* _Short problem_
Take the data that follows and retype it word for word.

[Stored records]
○ ○ ○ ○ ○

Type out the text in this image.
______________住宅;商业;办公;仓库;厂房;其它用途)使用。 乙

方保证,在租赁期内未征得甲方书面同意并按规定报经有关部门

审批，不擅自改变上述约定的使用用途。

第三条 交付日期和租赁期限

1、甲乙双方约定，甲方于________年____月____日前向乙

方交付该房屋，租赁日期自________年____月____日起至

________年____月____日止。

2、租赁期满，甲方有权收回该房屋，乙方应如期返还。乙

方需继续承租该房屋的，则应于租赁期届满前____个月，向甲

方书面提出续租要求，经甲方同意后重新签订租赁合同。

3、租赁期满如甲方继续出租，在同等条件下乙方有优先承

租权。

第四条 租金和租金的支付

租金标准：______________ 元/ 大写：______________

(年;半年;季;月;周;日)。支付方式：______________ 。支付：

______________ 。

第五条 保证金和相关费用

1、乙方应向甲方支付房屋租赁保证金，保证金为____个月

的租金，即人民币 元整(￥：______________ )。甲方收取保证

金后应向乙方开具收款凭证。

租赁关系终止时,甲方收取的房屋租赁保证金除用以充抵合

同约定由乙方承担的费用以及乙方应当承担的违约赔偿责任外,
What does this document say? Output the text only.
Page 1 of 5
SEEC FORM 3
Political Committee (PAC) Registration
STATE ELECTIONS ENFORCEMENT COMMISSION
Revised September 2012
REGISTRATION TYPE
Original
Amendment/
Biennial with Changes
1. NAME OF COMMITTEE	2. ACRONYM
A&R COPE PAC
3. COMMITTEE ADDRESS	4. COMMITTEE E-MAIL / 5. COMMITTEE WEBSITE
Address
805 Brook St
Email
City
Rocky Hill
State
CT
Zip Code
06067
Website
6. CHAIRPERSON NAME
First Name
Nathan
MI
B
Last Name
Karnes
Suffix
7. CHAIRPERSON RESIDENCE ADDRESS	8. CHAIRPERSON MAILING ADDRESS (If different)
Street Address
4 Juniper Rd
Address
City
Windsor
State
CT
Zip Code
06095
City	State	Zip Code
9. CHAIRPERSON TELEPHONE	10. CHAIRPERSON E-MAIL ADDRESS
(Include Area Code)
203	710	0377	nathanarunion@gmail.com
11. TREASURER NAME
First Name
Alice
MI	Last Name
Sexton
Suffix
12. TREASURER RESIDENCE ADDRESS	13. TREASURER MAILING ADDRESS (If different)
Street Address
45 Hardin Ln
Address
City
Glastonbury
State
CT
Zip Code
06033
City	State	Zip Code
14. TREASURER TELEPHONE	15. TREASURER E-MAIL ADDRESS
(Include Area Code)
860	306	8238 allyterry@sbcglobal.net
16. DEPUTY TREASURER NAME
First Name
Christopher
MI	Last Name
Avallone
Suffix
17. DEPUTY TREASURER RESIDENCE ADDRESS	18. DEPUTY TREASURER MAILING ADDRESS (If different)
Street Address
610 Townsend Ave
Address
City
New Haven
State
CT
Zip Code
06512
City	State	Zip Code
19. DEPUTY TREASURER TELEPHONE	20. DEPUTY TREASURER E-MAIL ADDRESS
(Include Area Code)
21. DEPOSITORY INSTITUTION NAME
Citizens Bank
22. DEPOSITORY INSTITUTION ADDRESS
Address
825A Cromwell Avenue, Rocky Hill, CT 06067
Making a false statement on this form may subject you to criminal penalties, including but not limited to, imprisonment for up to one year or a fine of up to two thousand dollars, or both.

○ ○ ○ ○ ○

* _Answer to the task_
Type out the text in this image.
______________住宅;商业;办公;仓库;厂房;其它用途)使用。 乙

方保证,在租赁期内未征得甲方书面同意并按规定报经有关部门

审批，不擅自改变上述约定的使用用途。

第三条 交付日期和租赁期限

1、甲乙双方约定，甲方于________年____月____日前向乙

方交付该房屋，租赁日期自________年____月____日起至

________年____月____日止。

2、租赁期满，甲方有权收回该房屋，乙方应如期返还。乙

方需继续承租该房屋的，则应于租赁期届满前____个月，向甲

方书面提出续租要求，经甲方同意后重新签订租赁合同。

3、租赁期满如甲方继续出租，在同等条件下乙方有优先承

租权。

第四条 租金和租金的支付

租金标准：______________ 元/ 大写：______________

(年;半年;季;月;周;日)。支付方式：______________ 。支付：

______________ 。

第五条 保证金和相关费用

1、乙方应向甲方支付房屋租赁保证金，保证金为____个月

的租金，即人民币 元整(￥：______________ )。甲方收取保证

金后应向乙方开具收款凭证。

租赁关系终止时,甲方收取的房屋租赁保证金除用以充抵合

同约定由乙方承担的费用以及乙方应当承担的违约赔偿责任外,
What does this document say? Output the text only.
Page 1 of 5
SEEC FORM 3
Political Committee (PAC) Registration
STATE ELECTIONS ENFORCEMENT COMMISSION
Revised September 2012
REGISTRATION TYPE
Original
Amendment/
Biennial with Changes
1. NAME OF COMMITTEE	2. ACRONYM
A&R COPE PAC
3. COMMITTEE ADDRESS	4. COMMITTEE E-MAIL / 5. COMMITTEE WEBSITE
Address
805 Brook St
Email
City
Rocky Hill
State
CT
Zip Code
06067
Website
6. CHAIRPERSON NAME
First Name
Nathan
MI
B
Last Name
Karnes
Suffix
7. CHAIRPERSON RESIDENCE ADDRESS	8. CHAIRPERSON MAILING ADDRESS (If different)
Street Address
4 Juniper Rd
Address
City
Windsor
State
CT
Zip Code
06095
City	State	Zip Code
9. CHAIRPERSON TELEPHONE	10. CHAIRPERSON E-MAIL ADDRESS
(Include Area Code)
203	710	0377	nathanarunion@gmail.com
11. TREASURER NAME
First Name
Alice
MI	Last Name
Sexton
Suffix
12. TREASURER RESIDENCE ADDRESS	13. TREASURER MAILING ADDRESS (If different)
Street Address
45 Hardin Ln
Address
City
Glastonbury
State
CT
Zip Code
06033
City	State	Zip Code
14. TREASURER TELEPHONE	15. TREASURER E-MAIL ADDRESS
(Include Area Code)
860	306	8238 allyterry@sbcglobal.net
16. DEPUTY TREASURER NAME
First Name
Christopher
MI	Last Name
Avallone
Suffix
17. DEPUTY TREASURER RESIDENCE ADDRESS	18. DEPUTY TREASURER MAILING ADDRESS (If different)
Street Address
610 Townsend Ave
Address
City
New Haven
State
CT
Zip Code
06512
City	State	Zip Code
19. DEPUTY TREASURER TELEPHONE	20. DEPUTY TREASURER E-MAIL ADDRESS
(Include Area Code)
21. DEPOSITORY INSTITUTION NAME
Citizens Bank
22. DEPOSITORY INSTITUTION ADDRESS
Address
825A Cromwell Avenue, Rocky Hill, CT 06067
Making a false statement on this form may subject you to criminal penalties, including but not limited to, imprisonment for up to one year or a fine of up to two thousand dollars, or both.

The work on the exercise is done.